TEXTO CITADO:
((

La próxima edición de La Liga de España tendrá una diferencia reglamentaria respecto de otras competencias. El Comité Técnico de Árbitros de la Real Federación Española de Fútbol determinó que la denominada Ley Vinicius no será aplicada de manera estricta durante la temporada 2026/27.
La medida genera repercusión porque modifica el criterio visto recientemente en el Mundial 2026. Aunque la polémica que impulsó el debate surgió durante el cruce de Champions League entre Real Madrid y Benfica, protagonizado por Vinicius Junior y Gianluca Prestianni, el torneo español optó por un camino diferente para sus árbitros.
En el campeonato local sí habrá sanciones, pero con un alcance más limitado. Los jueces amonestarán a cualquier futbolista que se cubra la boca al dirigirse a un rival o a un integrante del cuerpo técnico contrario. Ese procedimiento contrasta con el reglamento utilizado por la FIFA y también con el que implementará la AFA en el Torneo Clausura.

))

DATOS MOSTRADOS:
((

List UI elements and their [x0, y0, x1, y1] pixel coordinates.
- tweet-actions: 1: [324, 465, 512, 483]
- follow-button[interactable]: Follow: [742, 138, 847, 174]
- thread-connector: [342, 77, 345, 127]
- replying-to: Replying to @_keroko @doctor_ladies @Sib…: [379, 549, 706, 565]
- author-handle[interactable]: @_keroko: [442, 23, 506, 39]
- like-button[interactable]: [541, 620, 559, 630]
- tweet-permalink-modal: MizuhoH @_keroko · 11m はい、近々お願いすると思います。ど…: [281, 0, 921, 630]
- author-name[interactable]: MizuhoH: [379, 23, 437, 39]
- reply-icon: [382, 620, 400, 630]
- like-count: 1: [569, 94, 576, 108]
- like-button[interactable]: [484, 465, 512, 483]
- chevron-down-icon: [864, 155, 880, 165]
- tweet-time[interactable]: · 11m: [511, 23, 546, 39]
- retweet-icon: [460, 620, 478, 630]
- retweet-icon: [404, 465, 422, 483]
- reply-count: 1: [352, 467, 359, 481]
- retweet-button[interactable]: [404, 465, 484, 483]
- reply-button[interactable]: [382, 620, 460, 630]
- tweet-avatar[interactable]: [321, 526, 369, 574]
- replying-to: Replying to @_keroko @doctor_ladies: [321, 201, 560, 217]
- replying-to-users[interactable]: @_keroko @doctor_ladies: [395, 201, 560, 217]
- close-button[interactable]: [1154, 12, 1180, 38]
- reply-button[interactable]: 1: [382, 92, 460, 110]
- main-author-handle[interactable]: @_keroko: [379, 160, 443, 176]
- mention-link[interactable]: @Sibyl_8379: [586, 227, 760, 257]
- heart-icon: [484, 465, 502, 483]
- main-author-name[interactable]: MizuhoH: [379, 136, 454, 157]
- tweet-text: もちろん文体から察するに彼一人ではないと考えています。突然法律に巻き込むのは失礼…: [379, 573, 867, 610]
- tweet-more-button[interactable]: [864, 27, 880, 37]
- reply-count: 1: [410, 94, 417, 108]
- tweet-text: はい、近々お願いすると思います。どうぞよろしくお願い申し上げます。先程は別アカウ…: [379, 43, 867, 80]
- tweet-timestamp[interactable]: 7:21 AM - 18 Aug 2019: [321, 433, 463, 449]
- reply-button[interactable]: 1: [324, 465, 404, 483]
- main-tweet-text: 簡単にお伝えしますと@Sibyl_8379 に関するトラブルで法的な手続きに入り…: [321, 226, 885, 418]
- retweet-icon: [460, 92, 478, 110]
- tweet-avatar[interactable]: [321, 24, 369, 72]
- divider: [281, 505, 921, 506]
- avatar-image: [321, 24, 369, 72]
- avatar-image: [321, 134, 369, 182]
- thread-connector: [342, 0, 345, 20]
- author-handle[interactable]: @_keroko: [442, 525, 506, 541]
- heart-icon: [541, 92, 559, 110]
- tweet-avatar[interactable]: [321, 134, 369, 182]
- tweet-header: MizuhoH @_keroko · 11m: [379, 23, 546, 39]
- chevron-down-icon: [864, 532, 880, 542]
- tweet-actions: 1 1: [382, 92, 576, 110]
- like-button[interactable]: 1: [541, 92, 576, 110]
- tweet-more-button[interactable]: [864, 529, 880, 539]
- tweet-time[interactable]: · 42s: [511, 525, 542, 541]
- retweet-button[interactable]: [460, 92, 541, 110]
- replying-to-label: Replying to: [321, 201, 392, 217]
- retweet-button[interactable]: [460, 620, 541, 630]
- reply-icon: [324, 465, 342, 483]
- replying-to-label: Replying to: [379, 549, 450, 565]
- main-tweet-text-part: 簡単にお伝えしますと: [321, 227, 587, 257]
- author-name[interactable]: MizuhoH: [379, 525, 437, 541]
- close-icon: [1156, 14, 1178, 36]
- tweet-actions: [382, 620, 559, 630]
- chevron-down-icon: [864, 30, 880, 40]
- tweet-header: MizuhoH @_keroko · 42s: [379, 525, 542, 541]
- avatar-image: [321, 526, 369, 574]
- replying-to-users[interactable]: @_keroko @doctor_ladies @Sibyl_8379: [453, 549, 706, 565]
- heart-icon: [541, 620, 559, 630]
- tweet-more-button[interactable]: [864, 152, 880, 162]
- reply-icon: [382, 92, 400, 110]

))

EJERCICIO: Sigue escribiendo el texto sobre la Ley Vinicius en La Liga a partir de su última oración.

RESPUESTA ESCRITA:
La modificación busca colaborar con la detección de posibles episodios de discriminación y racismo. El objetivo es facilitar la lectura de labios cuando existan denuncias o sospechas de expresiones ofensivas, una herramienta que comenzó a utilizarse durante las competencias internacionales más recientes.
El primer antecedente fuerte ocurrió con Miguel Almirón. El futbolista paraguayo fue expulsado tras hablar con el turco Mert Müldür cubriéndose la boca. Luego de la revisión del VAR, el árbitro cambió su decisión inicial y mostró la tarjeta roja. Pocos días después se registró un caso similar con Piero Hincapié. En el encuentro entre Ecuador y México por los 16avos de final del Mundial, el defensor repitió la acción al dialogar con Santiago Giménez y también terminó viendo la expulsión por la aplicación de esta normativa.